Copy each line containing the word "right" from the records that follow, please.

## Data supplied
** Start **

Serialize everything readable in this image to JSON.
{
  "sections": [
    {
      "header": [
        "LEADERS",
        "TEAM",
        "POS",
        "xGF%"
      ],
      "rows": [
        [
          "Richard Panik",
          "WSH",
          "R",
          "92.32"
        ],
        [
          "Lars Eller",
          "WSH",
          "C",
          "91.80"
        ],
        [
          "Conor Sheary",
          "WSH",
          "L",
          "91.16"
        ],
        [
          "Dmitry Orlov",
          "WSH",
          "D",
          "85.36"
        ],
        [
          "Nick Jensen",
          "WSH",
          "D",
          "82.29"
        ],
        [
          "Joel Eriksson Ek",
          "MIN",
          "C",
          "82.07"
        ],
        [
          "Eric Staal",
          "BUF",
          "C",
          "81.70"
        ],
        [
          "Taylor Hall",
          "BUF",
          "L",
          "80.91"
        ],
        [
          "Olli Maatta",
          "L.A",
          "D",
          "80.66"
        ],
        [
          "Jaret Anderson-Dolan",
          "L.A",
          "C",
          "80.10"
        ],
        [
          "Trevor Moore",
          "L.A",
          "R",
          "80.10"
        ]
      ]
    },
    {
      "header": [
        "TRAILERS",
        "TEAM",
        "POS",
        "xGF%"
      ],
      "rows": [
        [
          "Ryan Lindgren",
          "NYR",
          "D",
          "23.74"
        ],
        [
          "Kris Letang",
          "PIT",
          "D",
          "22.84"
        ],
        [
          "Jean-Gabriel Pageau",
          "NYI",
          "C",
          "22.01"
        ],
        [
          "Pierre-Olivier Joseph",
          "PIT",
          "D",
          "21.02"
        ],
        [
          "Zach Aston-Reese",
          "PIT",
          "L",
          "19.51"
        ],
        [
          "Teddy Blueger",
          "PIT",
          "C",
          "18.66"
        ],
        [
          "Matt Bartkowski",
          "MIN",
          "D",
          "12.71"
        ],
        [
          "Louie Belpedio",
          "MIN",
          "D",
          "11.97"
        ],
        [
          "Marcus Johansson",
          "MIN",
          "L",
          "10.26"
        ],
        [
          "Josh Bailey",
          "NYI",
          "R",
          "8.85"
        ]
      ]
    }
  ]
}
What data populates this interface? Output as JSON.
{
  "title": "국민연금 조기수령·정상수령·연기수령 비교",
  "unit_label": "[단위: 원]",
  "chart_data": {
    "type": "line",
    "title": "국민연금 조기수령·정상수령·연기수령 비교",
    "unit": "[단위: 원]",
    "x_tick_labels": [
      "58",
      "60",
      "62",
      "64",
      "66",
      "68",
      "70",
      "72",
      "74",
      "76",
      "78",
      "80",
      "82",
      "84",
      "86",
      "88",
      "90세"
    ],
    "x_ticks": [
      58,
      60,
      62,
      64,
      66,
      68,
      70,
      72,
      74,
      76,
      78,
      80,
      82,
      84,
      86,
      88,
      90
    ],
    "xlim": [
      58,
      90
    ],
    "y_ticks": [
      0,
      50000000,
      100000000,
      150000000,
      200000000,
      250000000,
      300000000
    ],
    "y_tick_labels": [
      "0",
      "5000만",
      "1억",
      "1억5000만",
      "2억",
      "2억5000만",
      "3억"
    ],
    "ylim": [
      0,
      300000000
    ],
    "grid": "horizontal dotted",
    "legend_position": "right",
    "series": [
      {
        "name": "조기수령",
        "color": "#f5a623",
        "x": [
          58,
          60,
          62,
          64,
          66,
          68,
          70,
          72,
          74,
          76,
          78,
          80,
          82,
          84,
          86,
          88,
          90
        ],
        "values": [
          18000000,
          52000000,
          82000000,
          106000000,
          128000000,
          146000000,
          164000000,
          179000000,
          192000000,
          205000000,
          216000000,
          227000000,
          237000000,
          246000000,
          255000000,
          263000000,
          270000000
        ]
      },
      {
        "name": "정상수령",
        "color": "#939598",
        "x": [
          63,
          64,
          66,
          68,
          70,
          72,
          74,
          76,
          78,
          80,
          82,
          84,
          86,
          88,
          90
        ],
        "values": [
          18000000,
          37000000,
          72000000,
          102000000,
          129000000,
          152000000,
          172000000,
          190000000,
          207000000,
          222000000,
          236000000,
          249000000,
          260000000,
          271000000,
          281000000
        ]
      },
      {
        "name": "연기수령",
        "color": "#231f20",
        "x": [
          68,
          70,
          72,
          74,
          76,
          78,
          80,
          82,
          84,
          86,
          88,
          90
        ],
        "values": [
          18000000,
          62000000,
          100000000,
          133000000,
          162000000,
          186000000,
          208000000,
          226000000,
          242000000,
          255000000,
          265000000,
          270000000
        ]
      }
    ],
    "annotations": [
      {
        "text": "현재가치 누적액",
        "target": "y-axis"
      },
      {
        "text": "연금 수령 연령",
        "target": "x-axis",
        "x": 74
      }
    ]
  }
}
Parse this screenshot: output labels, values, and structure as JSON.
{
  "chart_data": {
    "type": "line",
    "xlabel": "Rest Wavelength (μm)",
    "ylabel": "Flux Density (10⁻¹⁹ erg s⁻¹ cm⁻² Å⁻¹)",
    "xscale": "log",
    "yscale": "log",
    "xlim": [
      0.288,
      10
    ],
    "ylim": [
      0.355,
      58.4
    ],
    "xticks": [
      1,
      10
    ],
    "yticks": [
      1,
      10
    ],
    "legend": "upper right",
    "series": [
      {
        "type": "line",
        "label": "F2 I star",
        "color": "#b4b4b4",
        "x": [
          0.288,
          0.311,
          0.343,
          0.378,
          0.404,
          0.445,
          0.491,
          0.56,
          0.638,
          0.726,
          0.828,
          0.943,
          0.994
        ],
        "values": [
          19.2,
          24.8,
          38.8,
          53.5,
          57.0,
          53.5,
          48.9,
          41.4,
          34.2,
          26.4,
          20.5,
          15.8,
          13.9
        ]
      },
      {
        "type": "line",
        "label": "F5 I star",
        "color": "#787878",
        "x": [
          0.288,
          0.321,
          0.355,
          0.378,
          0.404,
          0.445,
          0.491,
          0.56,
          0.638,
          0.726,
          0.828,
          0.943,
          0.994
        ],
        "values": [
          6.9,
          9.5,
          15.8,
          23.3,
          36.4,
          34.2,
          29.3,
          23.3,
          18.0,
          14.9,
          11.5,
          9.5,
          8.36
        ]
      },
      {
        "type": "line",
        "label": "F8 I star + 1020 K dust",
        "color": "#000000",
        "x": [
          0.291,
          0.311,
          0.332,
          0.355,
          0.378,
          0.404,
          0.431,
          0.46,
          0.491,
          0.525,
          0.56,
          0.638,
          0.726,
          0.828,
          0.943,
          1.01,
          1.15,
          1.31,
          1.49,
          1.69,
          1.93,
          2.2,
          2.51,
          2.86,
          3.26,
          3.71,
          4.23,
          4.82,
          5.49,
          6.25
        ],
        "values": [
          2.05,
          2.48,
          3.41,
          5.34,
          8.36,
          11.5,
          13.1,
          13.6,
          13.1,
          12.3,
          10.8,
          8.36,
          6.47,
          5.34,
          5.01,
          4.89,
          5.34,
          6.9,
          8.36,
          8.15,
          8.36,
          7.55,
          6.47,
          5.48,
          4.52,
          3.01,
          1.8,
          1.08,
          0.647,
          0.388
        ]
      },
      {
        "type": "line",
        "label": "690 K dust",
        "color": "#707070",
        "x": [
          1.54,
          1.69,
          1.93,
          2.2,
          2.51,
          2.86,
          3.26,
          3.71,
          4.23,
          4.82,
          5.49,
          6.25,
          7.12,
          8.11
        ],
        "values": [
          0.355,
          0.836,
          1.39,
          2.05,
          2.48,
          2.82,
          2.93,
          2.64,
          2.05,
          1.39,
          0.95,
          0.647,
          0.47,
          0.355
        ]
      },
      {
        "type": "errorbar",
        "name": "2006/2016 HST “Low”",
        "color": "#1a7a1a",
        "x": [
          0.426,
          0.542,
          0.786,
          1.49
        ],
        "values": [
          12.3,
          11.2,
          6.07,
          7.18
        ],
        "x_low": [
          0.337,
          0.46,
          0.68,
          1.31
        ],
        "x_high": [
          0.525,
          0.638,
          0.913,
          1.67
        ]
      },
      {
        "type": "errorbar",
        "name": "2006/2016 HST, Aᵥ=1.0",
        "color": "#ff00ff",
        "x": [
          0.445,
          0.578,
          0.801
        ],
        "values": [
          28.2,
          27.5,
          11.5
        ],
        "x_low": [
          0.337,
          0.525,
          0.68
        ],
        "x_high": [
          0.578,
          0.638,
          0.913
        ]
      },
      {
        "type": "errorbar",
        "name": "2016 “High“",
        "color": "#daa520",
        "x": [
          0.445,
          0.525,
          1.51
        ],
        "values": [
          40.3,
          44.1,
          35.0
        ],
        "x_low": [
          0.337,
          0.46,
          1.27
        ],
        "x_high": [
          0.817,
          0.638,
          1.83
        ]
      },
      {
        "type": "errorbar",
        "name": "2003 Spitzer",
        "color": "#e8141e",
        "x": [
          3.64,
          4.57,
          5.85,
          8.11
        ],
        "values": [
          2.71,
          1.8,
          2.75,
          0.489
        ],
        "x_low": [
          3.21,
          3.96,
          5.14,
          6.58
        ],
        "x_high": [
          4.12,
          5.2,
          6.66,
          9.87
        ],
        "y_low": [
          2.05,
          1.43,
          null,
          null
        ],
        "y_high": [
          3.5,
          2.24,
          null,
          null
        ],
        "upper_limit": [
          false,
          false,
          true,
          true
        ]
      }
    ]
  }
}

** End **

## Response to the task
    "legend_position": "right",
    "legend": "upper right",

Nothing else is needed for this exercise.